*WHAT YOU NEED TO DO*
Output each of the lines below as a string in a JSON list, skipping blank lines and leaving out the pictures.

═════ EXTRACTED MATERIAL ═════

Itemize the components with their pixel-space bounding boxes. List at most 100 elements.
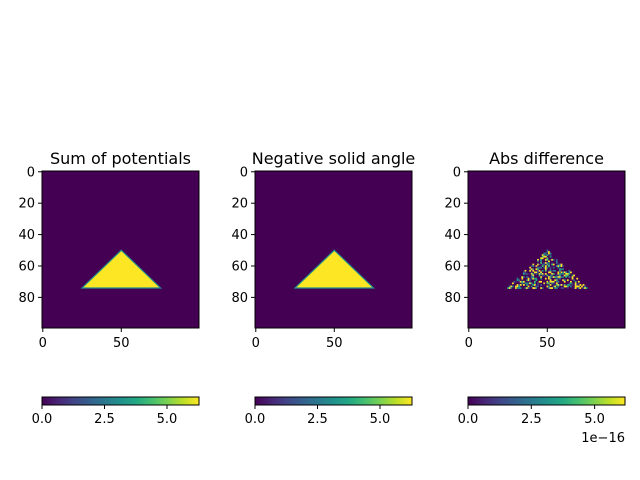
noise-cell	[527, 285, 530, 288]
noise-cell	[559, 277, 561, 280]
noise-cell	[560, 284, 563, 286]
noise-cell	[571, 277, 574, 280]
noise-cell	[551, 262, 553, 264]
noise-cell	[538, 263, 541, 266]
noise-cell	[541, 257, 544, 260]
noise-cell	[511, 285, 514, 288]
noise-cell	[538, 274, 541, 277]
noise-cell	[557, 274, 560, 277]
colorbar-tick-label: 5.0	[370, 412, 391, 427]
y-tick-label: 20	[18, 197, 35, 212]
noise-cell	[554, 257, 557, 260]
noise-cell	[507, 287, 510, 289]
colorbar-offset-label: 1e−16	[581, 431, 625, 446]
noise-cell	[541, 254, 544, 256]
noise-cell	[562, 271, 564, 274]
noise-cell	[516, 279, 519, 282]
noise-cell	[537, 260, 539, 263]
noise-cell	[535, 268, 538, 271]
noise-cell	[570, 280, 572, 283]
noise-cell	[529, 266, 531, 269]
noise-cell	[540, 273, 542, 275]
noise-cell	[552, 258, 555, 261]
noise-cell	[551, 269, 553, 272]
noise-cell	[544, 252, 547, 255]
noise-cell	[577, 287, 580, 289]
noise-cell	[515, 287, 517, 289]
noise-cell	[548, 269, 550, 272]
noise-cell	[570, 271, 572, 274]
colorbar-tick-label: 2.5	[94, 412, 115, 427]
noise-cell	[540, 284, 542, 286]
noise-cell	[527, 273, 530, 275]
noise-cell	[518, 287, 521, 289]
noise-cell	[540, 277, 542, 280]
noise-cell	[571, 284, 574, 286]
noise-cell	[541, 263, 544, 266]
noise-cell	[548, 260, 550, 263]
noise-cell	[552, 273, 555, 275]
noise-cell	[560, 276, 563, 278]
heatmap-background	[42, 171, 199, 328]
noise-cell	[537, 266, 539, 269]
noise-cell	[562, 279, 564, 282]
noise-cell	[527, 276, 530, 278]
noise-cell	[544, 269, 547, 272]
noise-cell	[562, 276, 564, 278]
noise-cell	[533, 271, 536, 274]
noise-cell	[566, 285, 569, 288]
noise-cell	[560, 265, 563, 267]
noise-cell	[548, 282, 550, 285]
colorbar-tick-label: 0.0	[32, 412, 53, 427]
noise-cell	[533, 268, 536, 271]
y-tick-label: 60	[444, 259, 461, 274]
noise-cell	[560, 287, 563, 289]
noise-cell	[546, 282, 549, 285]
y-tick-label: 60	[231, 259, 248, 274]
noise-cell	[543, 274, 546, 277]
noise-cell	[548, 287, 550, 289]
noise-cell	[549, 254, 552, 256]
noise-cell	[559, 265, 561, 267]
noise-cell	[576, 284, 579, 286]
axes-frame	[254, 170, 413, 329]
noise-cell	[537, 287, 539, 289]
noise-cell	[522, 280, 525, 283]
noise-cell	[571, 282, 574, 285]
noise-cell	[511, 282, 514, 285]
noise-cell	[541, 287, 544, 289]
y-tick-label: 80	[231, 291, 248, 306]
noise-cell	[554, 269, 557, 272]
noise-cell	[546, 263, 549, 266]
noise-cell	[555, 287, 558, 289]
noise-cell	[519, 284, 522, 286]
noise-cell	[584, 285, 586, 288]
noise-cell	[541, 265, 544, 267]
noise-cell	[521, 280, 524, 283]
colorbar-frame	[467, 396, 626, 406]
noise-cell	[555, 284, 558, 286]
noise-cell	[516, 284, 519, 286]
y-tick-label: 20	[231, 197, 248, 212]
noise-cell	[548, 251, 550, 253]
noise-cell	[508, 285, 511, 288]
noise-cell	[555, 262, 558, 264]
noise-cell	[530, 273, 533, 275]
y-tick-label: 0	[453, 165, 461, 180]
noise-cell	[565, 276, 568, 278]
noise-cell	[560, 263, 563, 266]
noise-cell	[559, 276, 561, 278]
noise-cell	[529, 279, 531, 282]
colorbar-gradient	[468, 397, 625, 405]
colorbar-gradient	[42, 397, 199, 405]
noise-cell	[568, 269, 571, 272]
noise-cell	[571, 274, 574, 277]
noise-cell	[574, 285, 577, 288]
noise-cell	[515, 280, 517, 283]
noise-cell	[546, 285, 549, 288]
noise-cell	[530, 276, 533, 278]
noise-cell	[559, 273, 561, 275]
noise-cell	[563, 285, 566, 288]
noise-cell	[524, 271, 527, 274]
noise-cell	[532, 263, 535, 266]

═════

*TASK SOLUTION*
[
  "Itemize the components with their pixel-space bounding boxes. List at most 100 elements.",
  "noise-cell\t[527, 285, 530, 288]",
  "noise-cell\t[559, 277, 561, 280]",
  "noise-cell\t[560, 284, 563, 286]",
  "noise-cell\t[571, 277, 574, 280]",
  "noise-cell\t[551, 262, 553, 264]",
  "noise-cell\t[538, 263, 541, 266]",
  "noise-cell\t[541, 257, 544, 260]",
  "noise-cell\t[511, 285, 514, 288]",
  "noise-cell\t[538, 274, 541, 277]",
  "noise-cell\t[557, 274, 560, 277]",
  "colorbar-tick-label: 5.0\t[370, 412, 391, 427]",
  "y-tick-label: 20\t[18, 197, 35, 212]",
  "noise-cell\t[554, 257, 557, 260]",
  "noise-cell\t[507, 287, 510, 289]",
  "colorbar-offset-label: 1e−16\t[581, 431, 625, 446]",
  "noise-cell\t[541, 254, 544, 256]",
  "noise-cell\t[562, 271, 564, 274]",
  "noise-cell\t[516, 279, 519, 282]",
  "noise-cell\t[537, 260, 539, 263]",
  "noise-cell\t[535, 268, 538, 271]",
  "noise-cell\t[570, 280, 572, 283]",
  "noise-cell\t[529, 266, 531, 269]",
  "noise-cell\t[540, 273, 542, 275]",
  "noise-cell\t[552, 258, 555, 261]",
  "noise-cell\t[551, 269, 553, 272]",
  "noise-cell\t[544, 252, 547, 255]",
  "noise-cell\t[577, 287, 580, 289]",
  "noise-cell\t[515, 287, 517, 289]",
  "noise-cell\t[548, 269, 550, 272]",
  "noise-cell\t[570, 271, 572, 274]",
  "colorbar-tick-label: 2.5\t[94, 412, 115, 427]",
  "noise-cell\t[540, 284, 542, 286]",
  "noise-cell\t[527, 273, 530, 275]",
  "noise-cell\t[518, 287, 521, 289]",
  "noise-cell\t[540, 277, 542, 280]",
  "noise-cell\t[571, 284, 574, 286]",
  "noise-cell\t[541, 263, 544, 266]",
  "noise-cell\t[548, 260, 550, 263]",
  "noise-cell\t[552, 273, 555, 275]",
  "noise-cell\t[560, 276, 563, 278]",
  "heatmap-background\t[42, 171, 199, 328]",
  "noise-cell\t[537, 266, 539, 269]",
  "noise-cell\t[562, 279, 564, 282]",
  "noise-cell\t[527, 276, 530, 278]",
  "noise-cell\t[544, 269, 547, 272]",
  "noise-cell\t[562, 276, 564, 278]",
  "noise-cell\t[533, 271, 536, 274]",
  "noise-cell\t[566, 285, 569, 288]",
  "noise-cell\t[560, 265, 563, 267]",
  "noise-cell\t[548, 282, 550, 285]",
  "colorbar-tick-label: 0.0\t[32, 412, 53, 427]",
  "noise-cell\t[533, 268, 536, 271]",
  "y-tick-label: 60\t[444, 259, 461, 274]",
  "noise-cell\t[560, 287, 563, 289]",
  "noise-cell\t[546, 282, 549, 285]",
  "y-tick-label: 60\t[231, 259, 248, 274]",
  "noise-cell\t[543, 274, 546, 277]",
  "noise-cell\t[548, 287, 550, 289]",
  "noise-cell\t[549, 254, 552, 256]",
  "noise-cell\t[559, 265, 561, 267]",
  "noise-cell\t[576, 284, 579, 286]",
  "axes-frame\t[254, 170, 413, 329]",
  "noise-cell\t[537, 287, 539, 289]",
  "noise-cell\t[522, 280, 525, 283]",
  "noise-cell\t[571, 282, 574, 285]",
  "noise-cell\t[511, 282, 514, 285]",
  "noise-cell\t[541, 287, 544, 289]",
  "y-tick-label: 80\t[231, 291, 248, 306]",
  "noise-cell\t[554, 269, 557, 272]",
  "noise-cell\t[546, 263, 549, 266]",
  "noise-cell\t[555, 287, 558, 289]",
  "noise-cell\t[519, 284, 522, 286]",
  "noise-cell\t[584, 285, 586, 288]",
  "noise-cell\t[541, 265, 544, 267]",
  "noise-cell\t[521, 280, 524, 283]",
  "colorbar-frame\t[467, 396, 626, 406]",
  "noise-cell\t[555, 284, 558, 286]",
  "noise-cell\t[516, 284, 519, 286]",
  "y-tick-label: 20\t[231, 197, 248, 212]",
  "noise-cell\t[548, 251, 550, 253]",
  "noise-cell\t[508, 285, 511, 288]",
  "noise-cell\t[555, 262, 558, 264]",
  "noise-cell\t[530, 273, 533, 275]",
  "y-tick-label: 0\t[453, 165, 461, 180]",
  "noise-cell\t[565, 276, 568, 278]",
  "noise-cell\t[560, 263, 563, 266]",
  "noise-cell\t[559, 276, 561, 278]",
  "noise-cell\t[529, 279, 531, 282]",
  "colorbar-gradient\t[468, 397, 625, 405]",
  "colorbar-gradient\t[42, 397, 199, 405]",
  "noise-cell\t[568, 269, 571, 272]",
  "noise-cell\t[571, 274, 574, 277]",
  "noise-cell\t[574, 285, 577, 288]",
  "noise-cell\t[515, 280, 517, 283]",
  "noise-cell\t[546, 285, 549, 288]",
  "noise-cell\t[530, 276, 533, 278]",
  "noise-cell\t[559, 273, 561, 275]",
  "noise-cell\t[563, 285, 566, 288]",
  "noise-cell\t[524, 271, 527, 274]",
  "noise-cell\t[532, 263, 535, 266]"
]